**Lines of data**
== == ==
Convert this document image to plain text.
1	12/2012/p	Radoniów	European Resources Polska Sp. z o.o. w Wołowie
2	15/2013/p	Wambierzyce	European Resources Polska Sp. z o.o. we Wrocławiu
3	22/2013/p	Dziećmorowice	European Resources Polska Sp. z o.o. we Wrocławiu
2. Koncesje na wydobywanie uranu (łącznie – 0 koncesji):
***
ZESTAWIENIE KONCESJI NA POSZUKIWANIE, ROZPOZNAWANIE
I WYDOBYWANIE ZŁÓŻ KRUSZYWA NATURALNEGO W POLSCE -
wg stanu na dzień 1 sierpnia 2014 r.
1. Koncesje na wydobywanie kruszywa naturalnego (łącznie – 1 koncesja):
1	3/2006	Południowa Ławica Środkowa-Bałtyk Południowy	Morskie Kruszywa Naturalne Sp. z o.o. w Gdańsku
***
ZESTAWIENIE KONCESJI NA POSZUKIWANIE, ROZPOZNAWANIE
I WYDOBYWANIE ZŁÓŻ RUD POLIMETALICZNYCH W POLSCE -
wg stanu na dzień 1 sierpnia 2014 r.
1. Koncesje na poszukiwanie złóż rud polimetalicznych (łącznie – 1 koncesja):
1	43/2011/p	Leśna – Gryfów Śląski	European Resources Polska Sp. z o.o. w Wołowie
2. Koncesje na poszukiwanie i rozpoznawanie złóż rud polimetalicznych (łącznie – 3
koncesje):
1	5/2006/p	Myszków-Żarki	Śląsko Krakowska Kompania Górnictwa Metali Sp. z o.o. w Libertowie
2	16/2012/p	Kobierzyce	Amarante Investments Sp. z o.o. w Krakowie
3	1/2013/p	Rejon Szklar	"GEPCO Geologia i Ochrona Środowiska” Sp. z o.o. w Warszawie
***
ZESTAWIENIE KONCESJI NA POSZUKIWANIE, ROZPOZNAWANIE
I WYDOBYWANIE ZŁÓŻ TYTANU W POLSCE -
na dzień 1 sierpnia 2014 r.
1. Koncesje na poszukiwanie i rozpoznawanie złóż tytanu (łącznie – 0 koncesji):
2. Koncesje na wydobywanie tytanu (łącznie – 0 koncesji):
== == ==
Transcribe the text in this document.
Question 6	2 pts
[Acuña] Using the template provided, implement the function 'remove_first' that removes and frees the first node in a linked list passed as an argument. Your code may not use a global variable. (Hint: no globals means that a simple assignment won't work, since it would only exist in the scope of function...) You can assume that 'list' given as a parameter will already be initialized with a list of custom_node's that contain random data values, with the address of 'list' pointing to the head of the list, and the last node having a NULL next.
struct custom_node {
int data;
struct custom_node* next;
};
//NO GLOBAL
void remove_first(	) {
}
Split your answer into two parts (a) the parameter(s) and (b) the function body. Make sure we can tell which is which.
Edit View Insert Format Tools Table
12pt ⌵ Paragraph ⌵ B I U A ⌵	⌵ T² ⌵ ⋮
== == ==
**The exercise**
Find the lines holding "Wołowie" and list every one.

**Response to this task**
1	12/2012/p	Radoniów	European Resources Polska Sp. z o.o. w Wołowie
1	43/2011/p	Leśna – Gryfów Śląski	European Resources Polska Sp. z o.o. w Wołowie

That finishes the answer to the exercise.